| Material provided |

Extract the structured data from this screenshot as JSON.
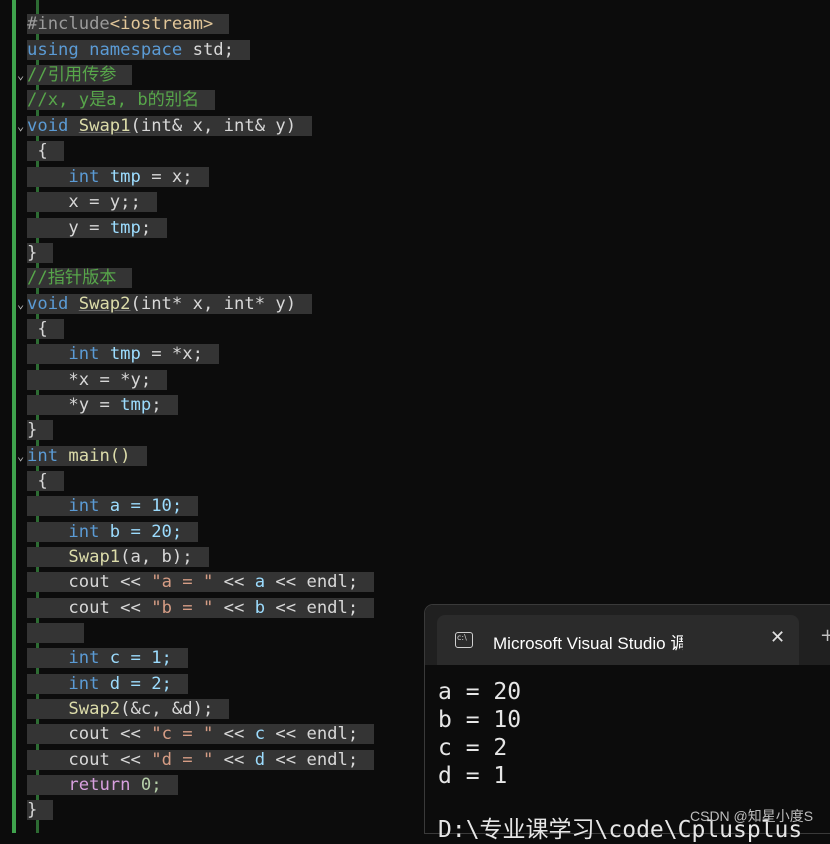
{
  "code": {
    "include_hash": "#include",
    "include_target": "<iostream>",
    "using": "using",
    "namespace": "namespace",
    "std": "std;",
    "comment_ref": "//引用传参",
    "comment_alias": "//x, y是a, b的别名",
    "void": "void",
    "swap1_name": "Swap1",
    "swap1_params": "(int& x, int& y)",
    "brace_open": "{",
    "brace_close": "}",
    "int": "int",
    "tmp": "tmp",
    "swap1_l1_rest": " = x;",
    "swap1_l2": "x = y;;",
    "swap1_l3_a": "y = ",
    "semi": ";",
    "comment_ptr": "//指针版本",
    "swap2_name": "Swap2",
    "swap2_params": "(int* x, int* y)",
    "swap2_l1_rest": " = *x;",
    "swap2_l2": "*x = *y;",
    "swap2_l3_a": "*y = ",
    "main_sig": "main()",
    "a_decl": " a = 10;",
    "b_decl": " b = 20;",
    "call_swap1": "Swap1",
    "call_swap1_args": "(a, b);",
    "cout": "cout",
    "op": " << ",
    "str_a": "\"a = \"",
    "str_b": "\"b = \"",
    "str_c": "\"c = \"",
    "str_d": "\"d = \"",
    "var_a": "a",
    "var_b": "b",
    "var_c": "c",
    "var_d": "d",
    "endl": "endl;",
    "c_decl": " c = 1;",
    "d_decl": " d = 2;",
    "call_swap2": "Swap2",
    "call_swap2_args": "(&c, &d);",
    "return_kw": "return",
    "return_val": " 0;"
  },
  "console": {
    "title": "Microsoft Visual Studio 调试控",
    "close": "✕",
    "new_tab": "+",
    "output": [
      "a = 20",
      "b = 10",
      "c = 2",
      "d = 1",
      "",
      "D:\\专业课学习\\code\\Cplusplus"
    ]
  },
  "watermark": "CSDN @知星小度S"
}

| Problem to work on |
Your copy should match the records word for word, with the pictures removed.

| Response to the exercise |
Extract the structured data from this screenshot as JSON.
{
  "code": {
    "include_hash": "#include",
    "include_target": "<iostream>",
    "using": "using",
    "namespace": "namespace",
    "std": "std;",
    "comment_ref": "//引用传参",
    "comment_alias": "//x, y是a, b的别名",
    "void": "void",
    "swap1_name": "Swap1",
    "swap1_params": "(int& x, int& y)",
    "brace_open": "{",
    "brace_close": "}",
    "int": "int",
    "tmp": "tmp",
    "swap1_l1_rest": " = x;",
    "swap1_l2": "x = y;;",
    "swap1_l3_a": "y = ",
    "semi": ";",
    "comment_ptr": "//指针版本",
    "swap2_name": "Swap2",
    "swap2_params": "(int* x, int* y)",
    "swap2_l1_rest": " = *x;",
    "swap2_l2": "*x = *y;",
    "swap2_l3_a": "*y = ",
    "main_sig": "main()",
    "a_decl": " a = 10;",
    "b_decl": " b = 20;",
    "call_swap1": "Swap1",
    "call_swap1_args": "(a, b);",
    "cout": "cout",
    "op": " << ",
    "str_a": "\"a = \"",
    "str_b": "\"b = \"",
    "str_c": "\"c = \"",
    "str_d": "\"d = \"",
    "var_a": "a",
    "var_b": "b",
    "var_c": "c",
    "var_d": "d",
    "endl": "endl;",
    "c_decl": " c = 1;",
    "d_decl": " d = 2;",
    "call_swap2": "Swap2",
    "call_swap2_args": "(&c, &d);",
    "return_kw": "return",
    "return_val": " 0;"
  },
  "console": {
    "title": "Microsoft Visual Studio 调试控",
    "close": "✕",
    "new_tab": "+",
    "output": [
      "a = 20",
      "b = 10",
      "c = 2",
      "d = 1",
      "",
      "D:\\专业课学习\\code\\Cplusplus"
    ]
  },
  "watermark": "CSDN @知星小度S"
}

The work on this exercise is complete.